* Begin Dataset entries *

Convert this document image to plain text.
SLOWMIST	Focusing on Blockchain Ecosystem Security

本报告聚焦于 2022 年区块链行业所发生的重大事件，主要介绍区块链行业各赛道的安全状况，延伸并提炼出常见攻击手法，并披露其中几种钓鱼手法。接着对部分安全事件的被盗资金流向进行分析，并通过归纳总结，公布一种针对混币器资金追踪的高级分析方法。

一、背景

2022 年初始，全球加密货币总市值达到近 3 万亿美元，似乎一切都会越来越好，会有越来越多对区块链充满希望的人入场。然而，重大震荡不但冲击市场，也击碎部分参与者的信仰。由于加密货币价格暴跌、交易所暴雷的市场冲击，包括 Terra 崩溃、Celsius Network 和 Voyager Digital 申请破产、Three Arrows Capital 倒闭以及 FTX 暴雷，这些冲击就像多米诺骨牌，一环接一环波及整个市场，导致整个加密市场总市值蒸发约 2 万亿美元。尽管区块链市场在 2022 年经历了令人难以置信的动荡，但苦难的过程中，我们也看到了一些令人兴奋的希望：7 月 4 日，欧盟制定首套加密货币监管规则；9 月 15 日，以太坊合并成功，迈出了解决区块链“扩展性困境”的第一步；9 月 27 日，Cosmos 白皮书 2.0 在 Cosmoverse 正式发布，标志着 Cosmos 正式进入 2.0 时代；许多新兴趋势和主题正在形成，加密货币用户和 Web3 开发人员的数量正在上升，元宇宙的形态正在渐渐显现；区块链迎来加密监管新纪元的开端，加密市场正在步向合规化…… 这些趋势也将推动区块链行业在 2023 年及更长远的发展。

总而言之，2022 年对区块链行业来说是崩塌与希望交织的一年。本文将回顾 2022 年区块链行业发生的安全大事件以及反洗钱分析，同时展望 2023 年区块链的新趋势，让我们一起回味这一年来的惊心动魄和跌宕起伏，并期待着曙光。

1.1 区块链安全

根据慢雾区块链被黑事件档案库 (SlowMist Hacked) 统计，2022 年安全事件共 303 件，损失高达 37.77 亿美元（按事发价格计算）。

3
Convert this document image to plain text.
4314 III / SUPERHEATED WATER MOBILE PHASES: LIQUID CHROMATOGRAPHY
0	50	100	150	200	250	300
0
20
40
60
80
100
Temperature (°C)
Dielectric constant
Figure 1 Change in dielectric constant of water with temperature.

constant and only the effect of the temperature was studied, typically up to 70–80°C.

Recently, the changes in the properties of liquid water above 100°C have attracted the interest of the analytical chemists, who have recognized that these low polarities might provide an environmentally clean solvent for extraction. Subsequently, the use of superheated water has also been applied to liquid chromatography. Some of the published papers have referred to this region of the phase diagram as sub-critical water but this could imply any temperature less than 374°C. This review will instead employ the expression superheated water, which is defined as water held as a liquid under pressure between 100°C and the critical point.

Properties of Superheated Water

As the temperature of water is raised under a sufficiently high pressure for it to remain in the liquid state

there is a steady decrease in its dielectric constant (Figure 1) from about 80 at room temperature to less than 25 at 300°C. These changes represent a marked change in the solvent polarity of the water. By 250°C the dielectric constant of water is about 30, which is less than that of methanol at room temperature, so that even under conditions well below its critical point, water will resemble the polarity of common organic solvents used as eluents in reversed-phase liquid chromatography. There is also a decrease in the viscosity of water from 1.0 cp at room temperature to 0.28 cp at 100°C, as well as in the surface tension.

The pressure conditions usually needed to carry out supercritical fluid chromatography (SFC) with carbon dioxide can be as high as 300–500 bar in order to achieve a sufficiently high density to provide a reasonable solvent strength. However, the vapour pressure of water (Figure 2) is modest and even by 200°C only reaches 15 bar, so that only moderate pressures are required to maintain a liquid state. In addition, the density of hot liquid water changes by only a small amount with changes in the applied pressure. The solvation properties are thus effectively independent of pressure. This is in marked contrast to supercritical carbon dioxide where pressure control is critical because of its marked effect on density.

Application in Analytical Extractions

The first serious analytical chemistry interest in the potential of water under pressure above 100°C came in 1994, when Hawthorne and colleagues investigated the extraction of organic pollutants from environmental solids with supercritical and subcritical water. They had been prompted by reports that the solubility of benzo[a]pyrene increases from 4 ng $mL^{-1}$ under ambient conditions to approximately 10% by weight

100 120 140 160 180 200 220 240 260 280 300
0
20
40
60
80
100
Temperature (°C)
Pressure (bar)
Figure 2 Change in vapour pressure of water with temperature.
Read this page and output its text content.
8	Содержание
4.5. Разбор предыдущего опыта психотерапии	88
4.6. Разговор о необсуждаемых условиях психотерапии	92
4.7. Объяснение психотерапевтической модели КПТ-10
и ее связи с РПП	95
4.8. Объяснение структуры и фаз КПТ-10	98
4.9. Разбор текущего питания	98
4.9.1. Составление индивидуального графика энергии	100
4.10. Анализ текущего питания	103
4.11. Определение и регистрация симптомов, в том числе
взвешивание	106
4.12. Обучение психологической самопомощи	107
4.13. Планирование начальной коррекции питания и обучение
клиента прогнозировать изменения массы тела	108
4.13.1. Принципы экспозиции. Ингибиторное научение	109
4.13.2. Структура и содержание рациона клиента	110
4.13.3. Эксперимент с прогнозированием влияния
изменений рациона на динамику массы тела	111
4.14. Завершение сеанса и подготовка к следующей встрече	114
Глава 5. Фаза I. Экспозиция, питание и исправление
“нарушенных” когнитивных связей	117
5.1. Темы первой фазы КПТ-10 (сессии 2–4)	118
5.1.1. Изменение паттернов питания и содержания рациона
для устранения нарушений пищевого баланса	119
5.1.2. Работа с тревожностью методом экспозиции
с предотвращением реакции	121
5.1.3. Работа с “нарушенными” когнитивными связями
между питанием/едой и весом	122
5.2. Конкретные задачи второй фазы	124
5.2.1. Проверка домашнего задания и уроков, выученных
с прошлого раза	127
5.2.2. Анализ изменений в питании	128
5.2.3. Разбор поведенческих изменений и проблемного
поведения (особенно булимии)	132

* End Dataset entries *

- [Challenge]
Search the listing above for the string "vapour". Copy every line that contains it.

- [Response]
The pressure conditions usually needed to carry out supercritical fluid chromatography (SFC) with carbon dioxide can be as high as 300–500 bar in order to achieve a sufficiently high density to provide a reasonable solvent strength. However, the vapour pressure of water (Figure 2) is modest and even by 200°C only reaches 15 bar, so that only moderate pressures are required to maintain a liquid state. In addition, the density of hot liquid water changes by only a small amount with changes in the applied pressure. The solvation properties are thus effectively independent of pressure. This is in marked contrast to supercritical carbon dioxide where pressure control is critical because of its marked effect on density.
Figure 2 Change in vapour pressure of water with temperature.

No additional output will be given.